>> Start
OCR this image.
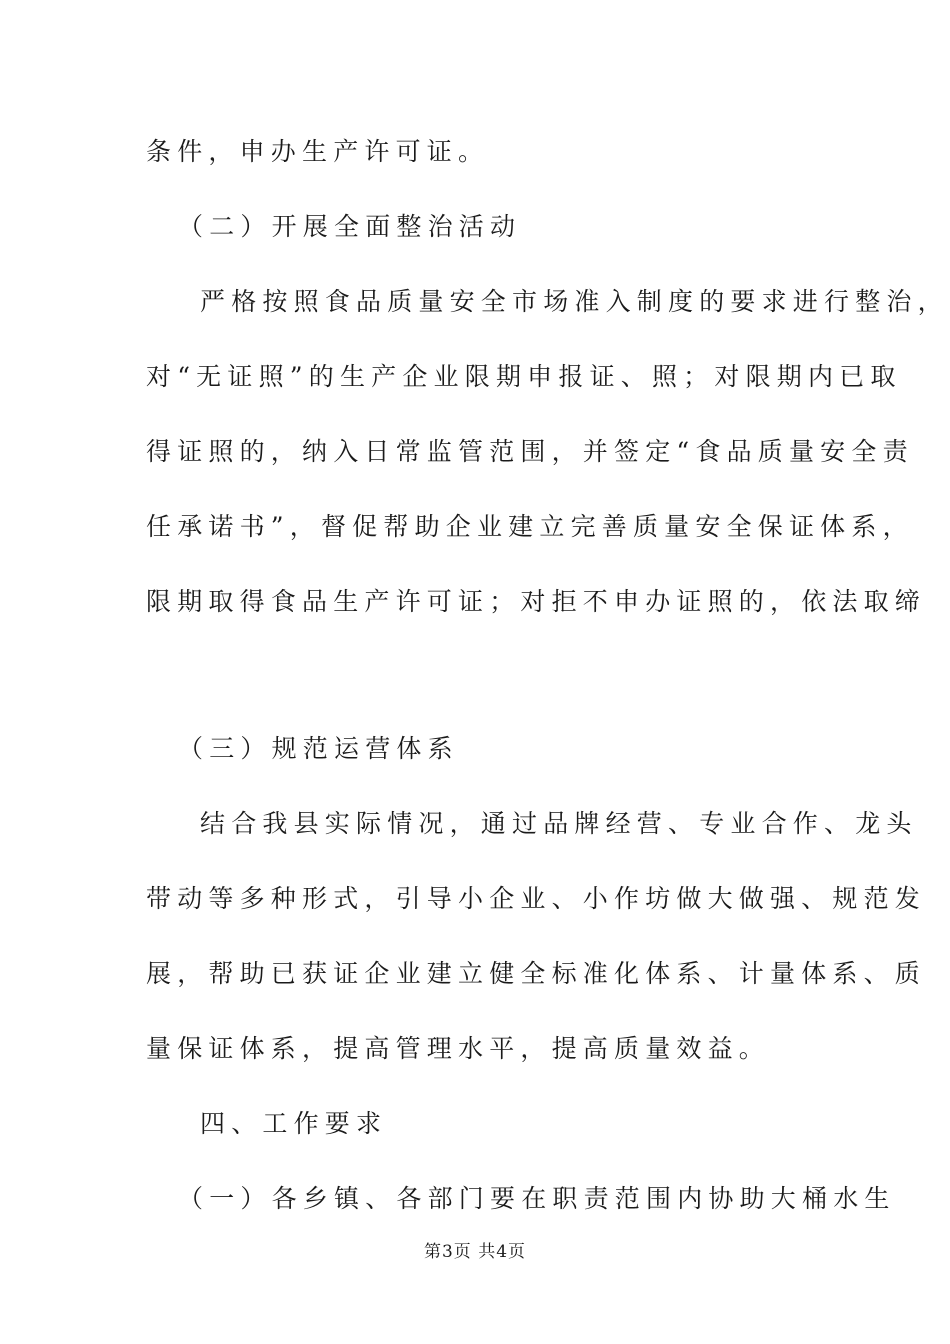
条件，申办生产许可证。
（二）开展全面整治活动
严格按照食品质量安全市场准入制度的要求进行整治，
对“无证照”的生产企业限期申报证、照；对限期内已取
得证照的，纳入日常监管范围，并签定“食品质量安全责
任承诺书”，督促帮助企业建立完善质量安全保证体系，
限期取得食品生产许可证；对拒不申办证照的，依法取缔
（三）规范运营体系
结合我县实际情况，通过品牌经营、专业合作、龙头
带动等多种形式，引导小企业、小作坊做大做强、规范发
展，帮助已获证企业建立健全标准化体系、计量体系、质
量保证体系，提高管理水平，提高质量效益。
四、工作要求
（一）各乡镇、各部门要在职责范围内协助大桶水生
第3页 共4页
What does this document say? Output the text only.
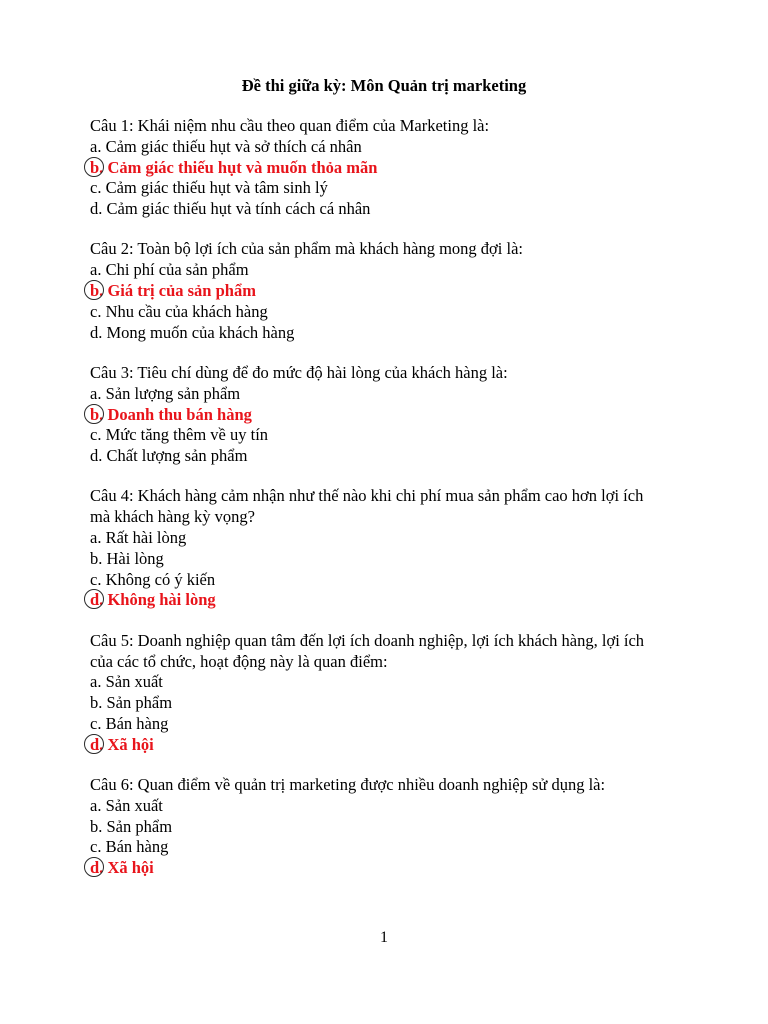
Đề thi giữa kỳ: Môn Quản trị marketing
Câu 1: Khái niệm nhu cầu theo quan điểm của Marketing là:
a. Cảm giác thiếu hụt và sở thích cá nhân
b. Cảm giác thiếu hụt và muốn thỏa mãn
c. Cảm giác thiếu hụt và tâm sinh lý
d. Cảm giác thiếu hụt và tính cách cá nhân
Câu 2: Toàn bộ lợi ích của sản phẩm mà khách hàng mong đợi là:
a. Chi phí của sản phẩm
b. Giá trị của sản phẩm
c. Nhu cầu của khách hàng
d. Mong muốn của khách hàng
Câu 3: Tiêu chí dùng để đo mức độ hài lòng của khách hàng là:
a. Sản lượng sản phẩm
b. Doanh thu bán hàng
c. Mức tăng thêm về uy tín
d. Chất lượng sản phẩm
Câu 4: Khách hàng cảm nhận như thế nào khi chi phí mua sản phẩm cao hơn lợi ích
mà khách hàng kỳ vọng?
a. Rất hài lòng
b. Hài lòng
c. Không có ý kiến
d. Không hài lòng
Câu 5: Doanh nghiệp quan tâm đến lợi ích doanh nghiệp, lợi ích khách hàng, lợi ích
của các tổ chức, hoạt động này là quan điểm:
a. Sản xuất
b. Sản phẩm
c. Bán hàng
d. Xã hội
Câu 6: Quan điểm về quản trị marketing được nhiều doanh nghiệp sử dụng là:
a. Sản xuất
b. Sản phẩm
c. Bán hàng
d. Xã hội
1
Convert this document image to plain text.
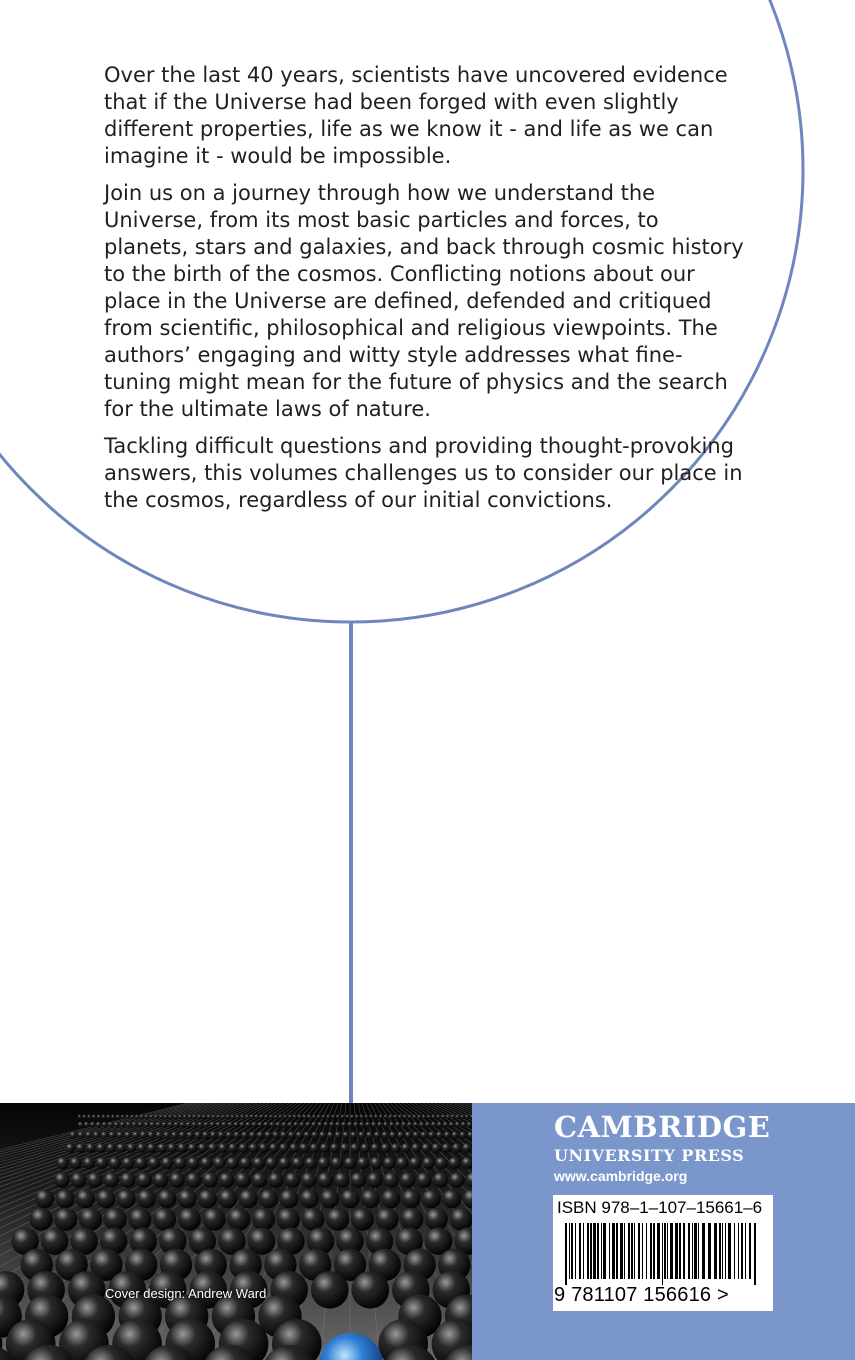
Over the last 40 years, scientists have uncovered evidence that if the Universe had been forged with even slightly different properties, life as we know it - and life as we can imagine it - would be impossible.

Join us on a journey through how we understand the Universe, from its most basic particles and forces, to planets, stars and galaxies, and back through cosmic history to the birth of the cosmos. Conflicting notions about our place in the Universe are defined, defended and critiqued from scientific, philosophical and religious viewpoints. The authors’ engaging and witty style addresses what fine-tuning might mean for the future of physics and the search for the ultimate laws of nature.

Tackling difficult questions and providing thought-provoking answers, this volumes challenges us to consider our place in the cosmos, regardless of our initial convictions.

Cover design: Andrew Ward
CAMBRIDGE
UNIVERSITY PRESS
www.cambridge.org
ISBN 978–1–107–15661–6
9 781107 156616 >
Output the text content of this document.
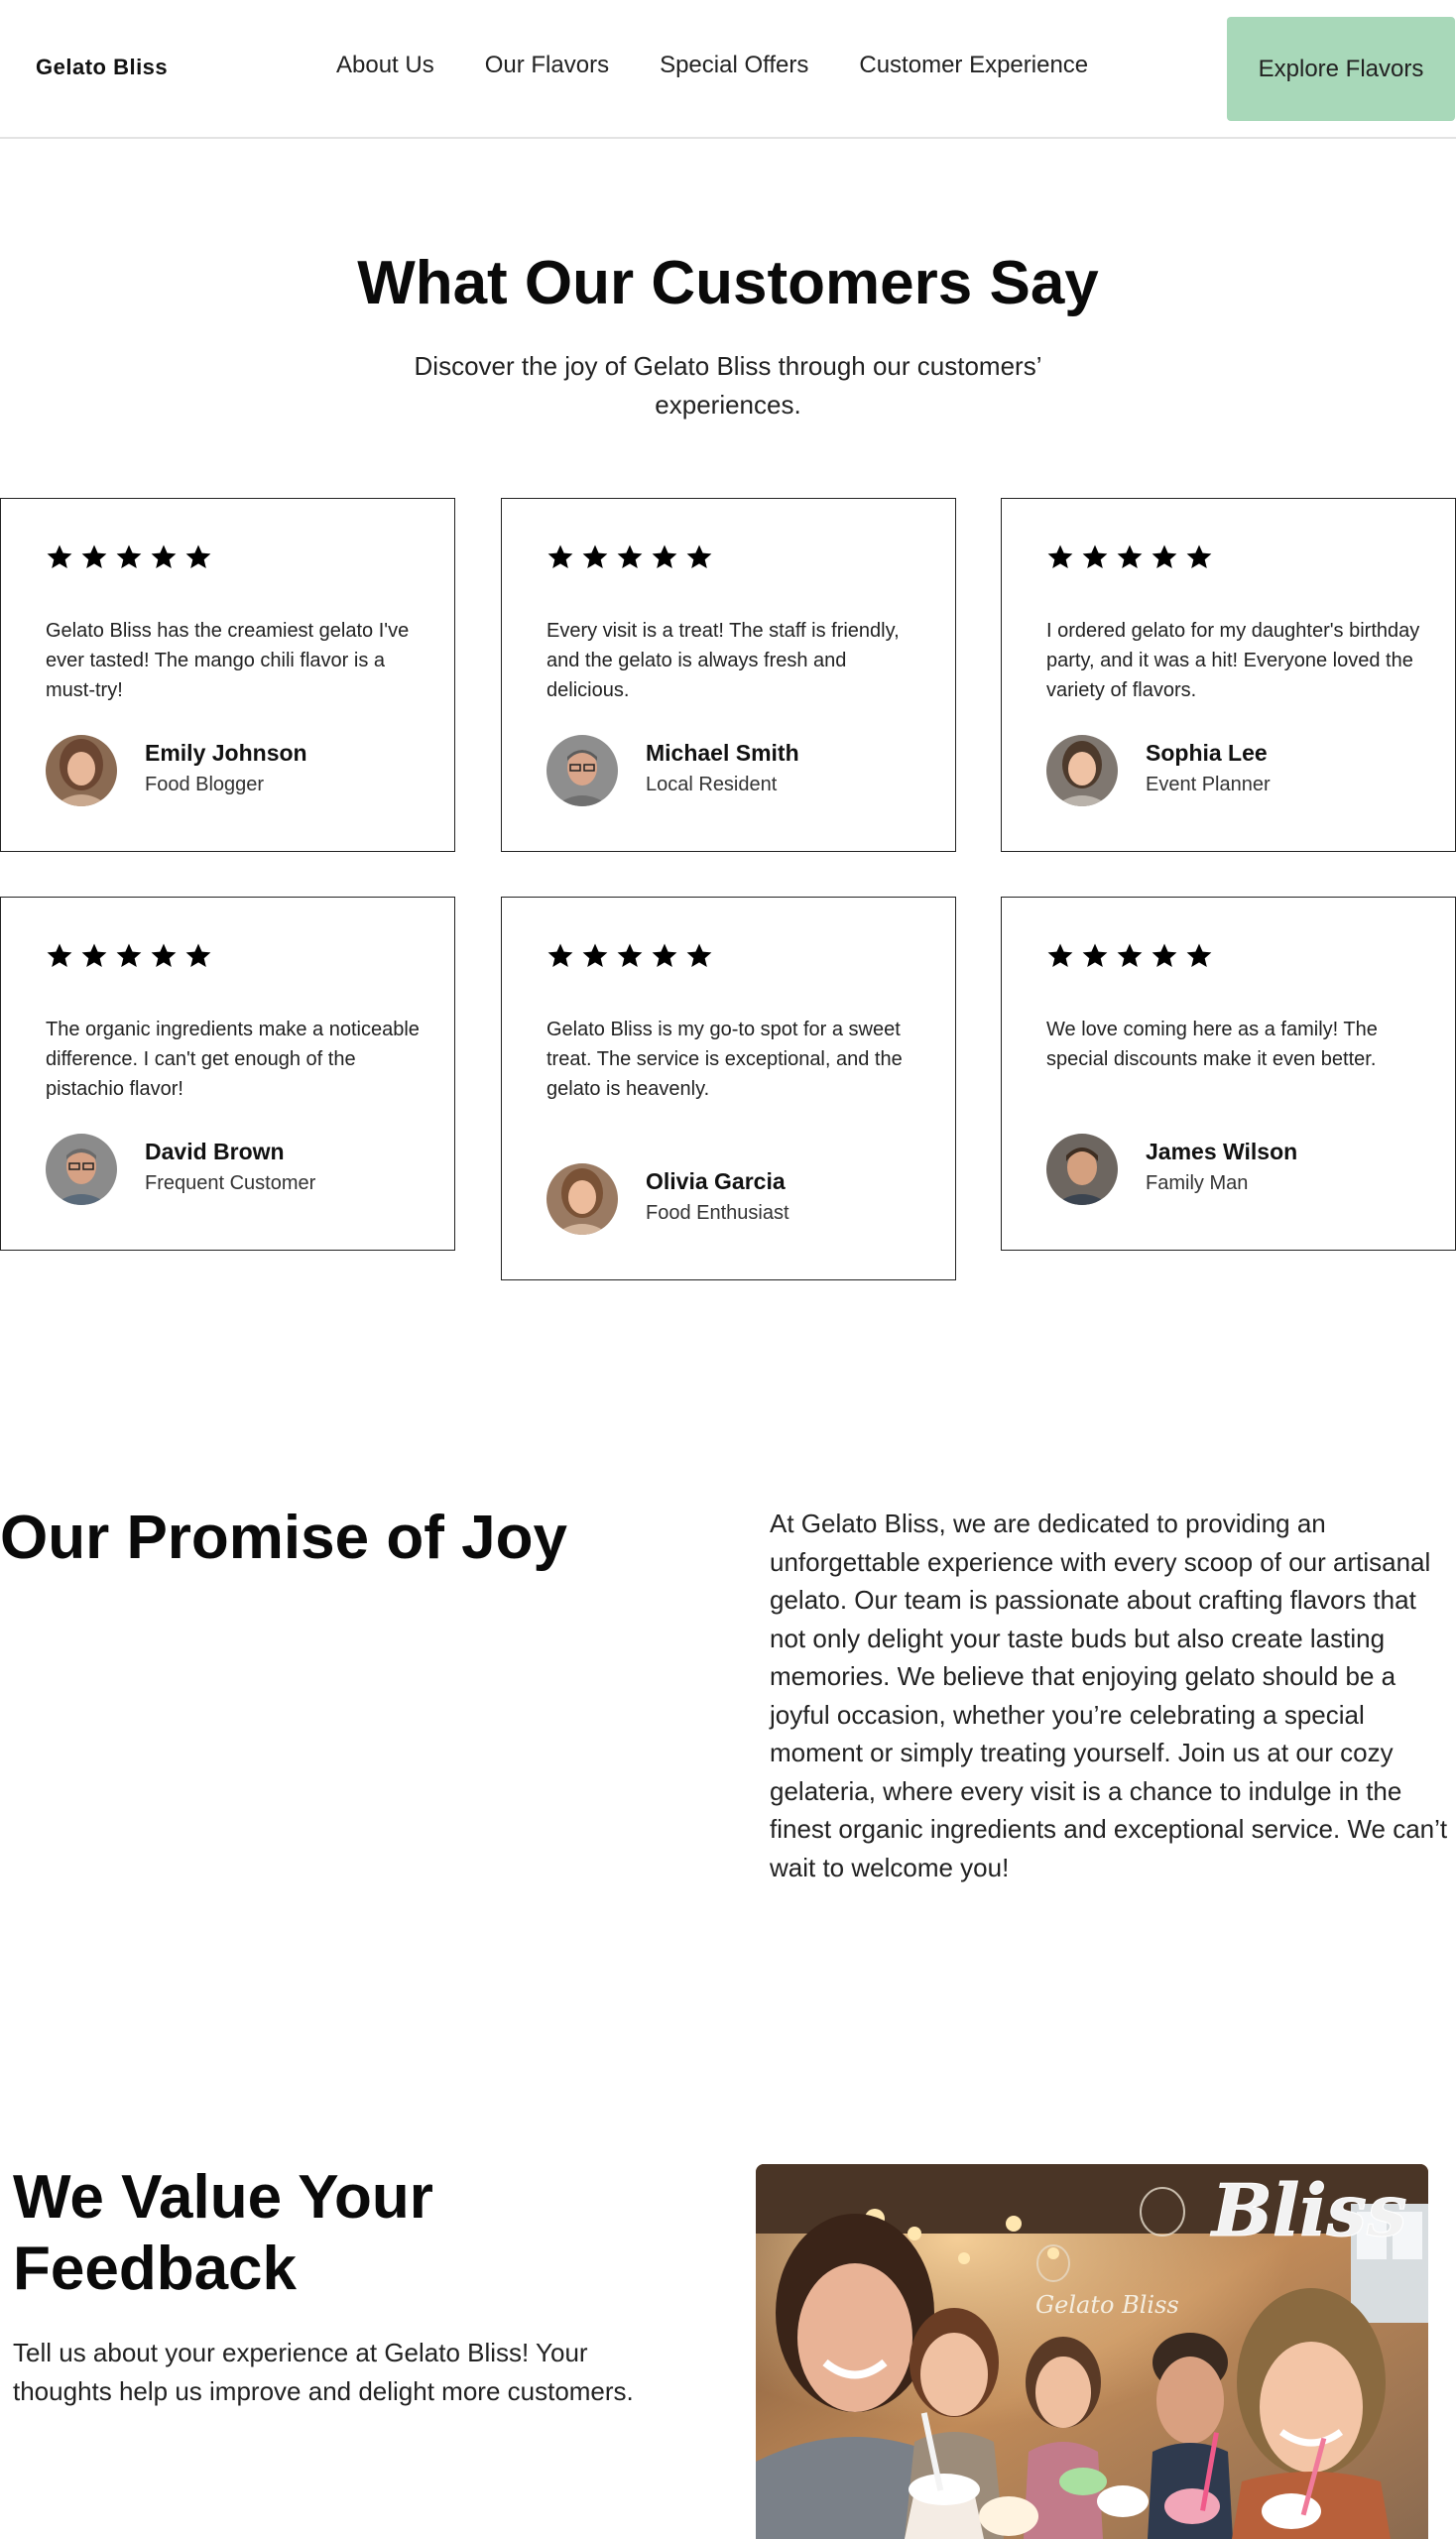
Gelato Bliss	About Us Our Flavors Special Offers Customer Experience	Explore Flavors
What Our Customers Say

Discover the joy of Gelato Bliss through our customers’ experiences.

Gelato Bliss has the creamiest gelato I've ever tasted! The mango chili flavor is a must-try!

Emily Johnson
Food Blogger

Every visit is a treat! The staff is friendly, and the gelato is always fresh and delicious.

Michael Smith
Local Resident

I ordered gelato for my daughter's birthday party, and it was a hit! Everyone loved the variety of flavors.

Sophia Lee
Event Planner

The organic ingredients make a noticeable difference. I can't get enough of the pistachio flavor!

David Brown
Frequent Customer

Gelato Bliss is my go-to spot for a sweet treat. The service is exceptional, and the gelato is heavenly.

Olivia Garcia
Food Enthusiast

We love coming here as a family! The special discounts make it even better.

James Wilson
Family Man
Our Promise of Joy	At Gelato Bliss, we are dedicated to providing an unforgettable experience with every scoop of our artisanal gelato. Our team is passionate about crafting flavors that not only delight your taste buds but also create lasting memories. We believe that enjoying gelato should be a joyful occasion, whether you’re celebrating a special moment or simply treating yourself. Join us at our cozy gelateria, where every visit is a chance to indulge in the finest organic ingredients and exceptional service. We can’t wait to welcome you!

We Value Your Feedback

Tell us about your experience at Gelato Bliss! Your thoughts help us improve and delight more customers.

Bliss
Gelato Bliss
>> End
Copy the material exactly. Do not include the pictures.

OCR this image.
条件，申办生产许可证。
（二）开展全面整治活动
严格按照食品质量安全市场准入制度的要求进行整治，
对“无证照”的生产企业限期申报证、照；对限期内已取
得证照的，纳入日常监管范围，并签定“食品质量安全责
任承诺书”，督促帮助企业建立完善质量安全保证体系，
限期取得食品生产许可证；对拒不申办证照的，依法取缔
（三）规范运营体系
结合我县实际情况，通过品牌经营、专业合作、龙头
带动等多种形式，引导小企业、小作坊做大做强、规范发
展，帮助已获证企业建立健全标准化体系、计量体系、质
量保证体系，提高管理水平，提高质量效益。
四、工作要求
（一）各乡镇、各部门要在职责范围内协助大桶水生
第3页 共4页
What does this document say? Output the text only.
Đề thi giữa kỳ: Môn Quản trị marketing
Câu 1: Khái niệm nhu cầu theo quan điểm của Marketing là:
a. Cảm giác thiếu hụt và sở thích cá nhân
b. Cảm giác thiếu hụt và muốn thỏa mãn
c. Cảm giác thiếu hụt và tâm sinh lý
d. Cảm giác thiếu hụt và tính cách cá nhân
Câu 2: Toàn bộ lợi ích của sản phẩm mà khách hàng mong đợi là:
a. Chi phí của sản phẩm
b. Giá trị của sản phẩm
c. Nhu cầu của khách hàng
d. Mong muốn của khách hàng
Câu 3: Tiêu chí dùng để đo mức độ hài lòng của khách hàng là:
a. Sản lượng sản phẩm
b. Doanh thu bán hàng
c. Mức tăng thêm về uy tín
d. Chất lượng sản phẩm
Câu 4: Khách hàng cảm nhận như thế nào khi chi phí mua sản phẩm cao hơn lợi ích
mà khách hàng kỳ vọng?
a. Rất hài lòng
b. Hài lòng
c. Không có ý kiến
d. Không hài lòng
Câu 5: Doanh nghiệp quan tâm đến lợi ích doanh nghiệp, lợi ích khách hàng, lợi ích
của các tổ chức, hoạt động này là quan điểm:
a. Sản xuất
b. Sản phẩm
c. Bán hàng
d. Xã hội
Câu 6: Quan điểm về quản trị marketing được nhiều doanh nghiệp sử dụng là:
a. Sản xuất
b. Sản phẩm
c. Bán hàng
d. Xã hội
1
Convert this document image to plain text.
Over the last 40 years, scientists have uncovered evidence that if the Universe had been forged with even slightly different properties, life as we know it - and life as we can imagine it - would be impossible.

Join us on a journey through how we understand the Universe, from its most basic particles and forces, to planets, stars and galaxies, and back through cosmic history to the birth of the cosmos. Conflicting notions about our place in the Universe are defined, defended and critiqued from scientific, philosophical and religious viewpoints. The authors’ engaging and witty style addresses what fine-tuning might mean for the future of physics and the search for the ultimate laws of nature.

Tackling difficult questions and providing thought-provoking answers, this volumes challenges us to consider our place in the cosmos, regardless of our initial convictions.

Cover design: Andrew Ward
CAMBRIDGE
UNIVERSITY PRESS
www.cambridge.org
ISBN 978–1–107–15661–6
9 781107 156616 >
Output the text content of this document.
Gelato Bliss	About Us Our Flavors Special Offers Customer Experience	Explore Flavors
What Our Customers Say

Discover the joy of Gelato Bliss through our customers’ experiences.

Gelato Bliss has the creamiest gelato I've ever tasted! The mango chili flavor is a must-try!

Emily Johnson
Food Blogger

Every visit is a treat! The staff is friendly, and the gelato is always fresh and delicious.

Michael Smith
Local Resident

I ordered gelato for my daughter's birthday party, and it was a hit! Everyone loved the variety of flavors.

Sophia Lee
Event Planner

The organic ingredients make a noticeable difference. I can't get enough of the pistachio flavor!

David Brown
Frequent Customer

Gelato Bliss is my go-to spot for a sweet treat. The service is exceptional, and the gelato is heavenly.

Olivia Garcia
Food Enthusiast

We love coming here as a family! The special discounts make it even better.

James Wilson
Family Man
Our Promise of Joy	At Gelato Bliss, we are dedicated to providing an unforgettable experience with every scoop of our artisanal gelato. Our team is passionate about crafting flavors that not only delight your taste buds but also create lasting memories. We believe that enjoying gelato should be a joyful occasion, whether you’re celebrating a special moment or simply treating yourself. Join us at our cozy gelateria, where every visit is a chance to indulge in the finest organic ingredients and exceptional service. We can’t wait to welcome you!

We Value Your Feedback

Tell us about your experience at Gelato Bliss! Your thoughts help us improve and delight more customers.

Bliss
Gelato Bliss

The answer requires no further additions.